[Records contained in a dataset]
************

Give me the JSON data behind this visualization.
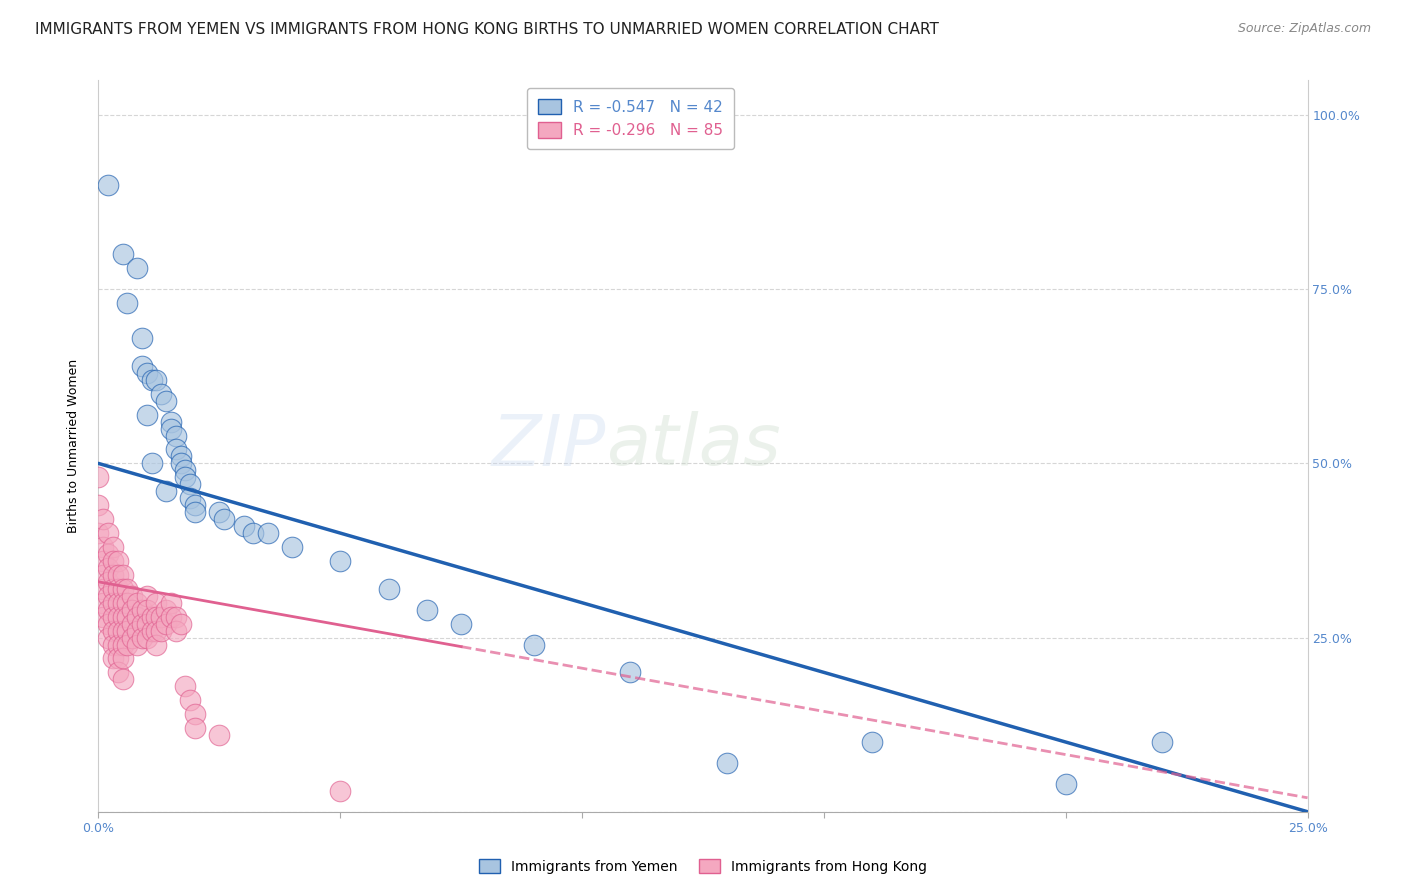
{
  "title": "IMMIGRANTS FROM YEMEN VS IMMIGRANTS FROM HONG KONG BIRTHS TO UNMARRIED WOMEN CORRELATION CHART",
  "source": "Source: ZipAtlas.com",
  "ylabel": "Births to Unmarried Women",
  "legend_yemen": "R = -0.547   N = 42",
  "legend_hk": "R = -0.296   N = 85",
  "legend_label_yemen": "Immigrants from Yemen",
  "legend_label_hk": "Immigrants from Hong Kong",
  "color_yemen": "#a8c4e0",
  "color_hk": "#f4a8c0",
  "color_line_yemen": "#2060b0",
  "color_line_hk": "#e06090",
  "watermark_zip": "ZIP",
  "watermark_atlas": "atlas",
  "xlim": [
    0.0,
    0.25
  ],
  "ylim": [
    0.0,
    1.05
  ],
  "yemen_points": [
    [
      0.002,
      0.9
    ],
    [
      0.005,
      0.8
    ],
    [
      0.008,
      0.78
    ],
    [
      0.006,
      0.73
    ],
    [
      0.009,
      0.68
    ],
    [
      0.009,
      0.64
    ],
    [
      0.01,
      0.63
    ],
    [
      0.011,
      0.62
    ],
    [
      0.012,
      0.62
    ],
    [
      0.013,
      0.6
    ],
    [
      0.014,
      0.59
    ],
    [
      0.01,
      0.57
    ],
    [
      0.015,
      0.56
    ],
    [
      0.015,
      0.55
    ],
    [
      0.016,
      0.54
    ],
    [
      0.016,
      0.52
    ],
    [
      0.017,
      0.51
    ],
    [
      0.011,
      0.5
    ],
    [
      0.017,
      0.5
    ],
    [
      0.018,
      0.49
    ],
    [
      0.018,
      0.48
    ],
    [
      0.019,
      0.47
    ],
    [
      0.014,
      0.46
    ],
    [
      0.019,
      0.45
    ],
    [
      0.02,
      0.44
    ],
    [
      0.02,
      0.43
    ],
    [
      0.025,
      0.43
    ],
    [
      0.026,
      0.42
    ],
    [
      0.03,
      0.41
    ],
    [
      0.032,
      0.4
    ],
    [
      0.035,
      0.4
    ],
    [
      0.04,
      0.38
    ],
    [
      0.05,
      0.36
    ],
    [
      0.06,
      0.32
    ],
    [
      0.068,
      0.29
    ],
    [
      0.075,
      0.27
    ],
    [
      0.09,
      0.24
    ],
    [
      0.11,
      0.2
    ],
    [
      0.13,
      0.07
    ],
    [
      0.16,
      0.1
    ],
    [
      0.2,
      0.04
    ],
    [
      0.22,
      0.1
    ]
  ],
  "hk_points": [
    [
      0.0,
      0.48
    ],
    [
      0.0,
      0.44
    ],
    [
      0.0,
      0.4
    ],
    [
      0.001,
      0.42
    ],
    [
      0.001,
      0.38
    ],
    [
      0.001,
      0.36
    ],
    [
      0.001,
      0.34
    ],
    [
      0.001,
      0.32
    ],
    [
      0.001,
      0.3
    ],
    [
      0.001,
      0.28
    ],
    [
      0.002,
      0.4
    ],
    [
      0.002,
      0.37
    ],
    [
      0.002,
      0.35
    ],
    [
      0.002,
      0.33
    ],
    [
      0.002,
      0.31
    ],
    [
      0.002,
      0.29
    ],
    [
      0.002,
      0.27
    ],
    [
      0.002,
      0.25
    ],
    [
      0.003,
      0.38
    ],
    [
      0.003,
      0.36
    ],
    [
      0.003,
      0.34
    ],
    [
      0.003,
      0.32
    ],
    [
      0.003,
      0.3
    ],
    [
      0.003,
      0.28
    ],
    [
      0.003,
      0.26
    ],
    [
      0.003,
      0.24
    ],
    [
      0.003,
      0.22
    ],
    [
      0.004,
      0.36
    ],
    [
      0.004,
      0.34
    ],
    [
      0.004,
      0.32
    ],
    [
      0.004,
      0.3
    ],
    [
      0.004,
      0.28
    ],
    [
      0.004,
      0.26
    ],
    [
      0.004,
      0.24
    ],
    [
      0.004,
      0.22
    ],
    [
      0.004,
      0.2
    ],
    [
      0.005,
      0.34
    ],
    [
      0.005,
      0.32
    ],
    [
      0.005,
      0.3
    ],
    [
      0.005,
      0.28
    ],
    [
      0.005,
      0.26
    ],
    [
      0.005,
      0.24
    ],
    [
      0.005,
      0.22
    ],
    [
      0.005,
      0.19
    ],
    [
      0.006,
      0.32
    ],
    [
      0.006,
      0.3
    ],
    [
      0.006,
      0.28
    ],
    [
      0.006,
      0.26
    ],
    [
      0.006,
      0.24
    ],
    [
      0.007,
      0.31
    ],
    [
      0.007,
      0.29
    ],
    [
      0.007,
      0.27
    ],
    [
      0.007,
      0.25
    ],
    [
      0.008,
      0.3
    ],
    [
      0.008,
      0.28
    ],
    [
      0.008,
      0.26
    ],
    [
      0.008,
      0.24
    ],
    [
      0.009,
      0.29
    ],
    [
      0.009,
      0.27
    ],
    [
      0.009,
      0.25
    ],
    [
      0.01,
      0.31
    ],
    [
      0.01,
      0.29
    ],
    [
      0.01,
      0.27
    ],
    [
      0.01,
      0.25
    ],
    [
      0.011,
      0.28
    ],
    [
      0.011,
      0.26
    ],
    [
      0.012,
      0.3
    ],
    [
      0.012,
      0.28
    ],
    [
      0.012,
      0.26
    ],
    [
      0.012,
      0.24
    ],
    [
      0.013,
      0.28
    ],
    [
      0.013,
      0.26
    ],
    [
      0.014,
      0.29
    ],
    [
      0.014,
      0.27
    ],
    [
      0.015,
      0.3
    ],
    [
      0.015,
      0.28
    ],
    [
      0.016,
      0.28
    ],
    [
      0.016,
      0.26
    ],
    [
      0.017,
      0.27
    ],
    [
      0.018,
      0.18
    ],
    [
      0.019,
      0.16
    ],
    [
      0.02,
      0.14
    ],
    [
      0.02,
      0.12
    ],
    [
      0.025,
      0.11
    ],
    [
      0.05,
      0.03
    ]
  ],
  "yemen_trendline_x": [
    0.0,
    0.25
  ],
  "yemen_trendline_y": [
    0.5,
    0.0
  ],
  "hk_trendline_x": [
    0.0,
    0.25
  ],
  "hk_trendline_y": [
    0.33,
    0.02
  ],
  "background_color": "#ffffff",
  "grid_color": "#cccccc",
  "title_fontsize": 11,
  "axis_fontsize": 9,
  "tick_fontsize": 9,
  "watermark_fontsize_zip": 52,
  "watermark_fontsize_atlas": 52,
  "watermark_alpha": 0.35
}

************

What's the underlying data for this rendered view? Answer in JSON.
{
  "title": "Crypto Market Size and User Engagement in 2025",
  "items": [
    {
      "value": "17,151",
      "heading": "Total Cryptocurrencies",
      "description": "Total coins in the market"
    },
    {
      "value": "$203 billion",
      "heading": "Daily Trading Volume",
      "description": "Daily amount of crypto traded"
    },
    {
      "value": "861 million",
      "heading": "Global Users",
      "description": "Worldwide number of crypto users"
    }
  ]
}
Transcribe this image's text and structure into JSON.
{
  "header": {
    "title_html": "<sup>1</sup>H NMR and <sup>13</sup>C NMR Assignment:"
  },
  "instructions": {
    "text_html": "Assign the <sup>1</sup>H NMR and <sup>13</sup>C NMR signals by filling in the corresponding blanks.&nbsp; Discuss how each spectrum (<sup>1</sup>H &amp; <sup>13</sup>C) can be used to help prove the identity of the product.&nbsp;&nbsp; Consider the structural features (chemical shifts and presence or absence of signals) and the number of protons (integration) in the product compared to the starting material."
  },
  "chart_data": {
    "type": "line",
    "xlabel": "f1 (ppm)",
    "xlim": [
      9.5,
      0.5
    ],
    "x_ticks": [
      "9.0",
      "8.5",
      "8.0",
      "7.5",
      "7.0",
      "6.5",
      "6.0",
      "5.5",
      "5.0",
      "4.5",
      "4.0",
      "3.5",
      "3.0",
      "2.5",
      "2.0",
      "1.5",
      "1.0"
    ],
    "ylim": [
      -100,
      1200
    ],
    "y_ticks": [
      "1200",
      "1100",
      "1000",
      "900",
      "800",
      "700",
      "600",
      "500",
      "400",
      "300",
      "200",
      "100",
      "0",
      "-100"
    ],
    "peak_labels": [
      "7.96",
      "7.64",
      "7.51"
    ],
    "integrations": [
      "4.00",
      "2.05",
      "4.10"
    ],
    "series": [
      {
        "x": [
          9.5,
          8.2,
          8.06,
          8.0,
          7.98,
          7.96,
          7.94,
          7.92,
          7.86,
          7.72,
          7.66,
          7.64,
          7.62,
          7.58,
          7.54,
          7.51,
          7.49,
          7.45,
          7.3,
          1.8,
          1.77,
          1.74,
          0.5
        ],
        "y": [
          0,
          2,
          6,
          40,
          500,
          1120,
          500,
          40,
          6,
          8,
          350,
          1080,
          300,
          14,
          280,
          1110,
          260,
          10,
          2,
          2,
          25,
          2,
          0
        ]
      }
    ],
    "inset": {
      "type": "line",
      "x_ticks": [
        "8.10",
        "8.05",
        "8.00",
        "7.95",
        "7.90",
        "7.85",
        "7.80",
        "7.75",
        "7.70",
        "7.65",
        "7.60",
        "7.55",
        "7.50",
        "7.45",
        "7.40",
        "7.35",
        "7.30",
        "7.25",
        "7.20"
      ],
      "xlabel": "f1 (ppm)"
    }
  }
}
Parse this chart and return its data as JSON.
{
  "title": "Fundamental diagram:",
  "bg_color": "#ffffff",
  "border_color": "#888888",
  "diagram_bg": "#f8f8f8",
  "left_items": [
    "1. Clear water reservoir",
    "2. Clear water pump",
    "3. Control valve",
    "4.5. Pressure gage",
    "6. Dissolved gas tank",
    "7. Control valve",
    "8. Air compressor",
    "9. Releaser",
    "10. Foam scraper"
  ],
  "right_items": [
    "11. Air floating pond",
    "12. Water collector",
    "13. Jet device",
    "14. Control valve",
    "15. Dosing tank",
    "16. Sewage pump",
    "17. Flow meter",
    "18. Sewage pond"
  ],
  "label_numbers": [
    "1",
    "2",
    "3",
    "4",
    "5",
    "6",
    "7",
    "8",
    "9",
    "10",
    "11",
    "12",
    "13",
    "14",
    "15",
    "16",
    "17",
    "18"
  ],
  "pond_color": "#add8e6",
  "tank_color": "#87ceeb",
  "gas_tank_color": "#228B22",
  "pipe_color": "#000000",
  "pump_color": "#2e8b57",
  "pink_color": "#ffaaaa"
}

************

◆ What to produce: In the records above, locate each line with the word "Daily". Copy all such lines.

◆ Answer to this problem:
      "heading": "Daily Trading Volume",
      "description": "Daily amount of crypto traded"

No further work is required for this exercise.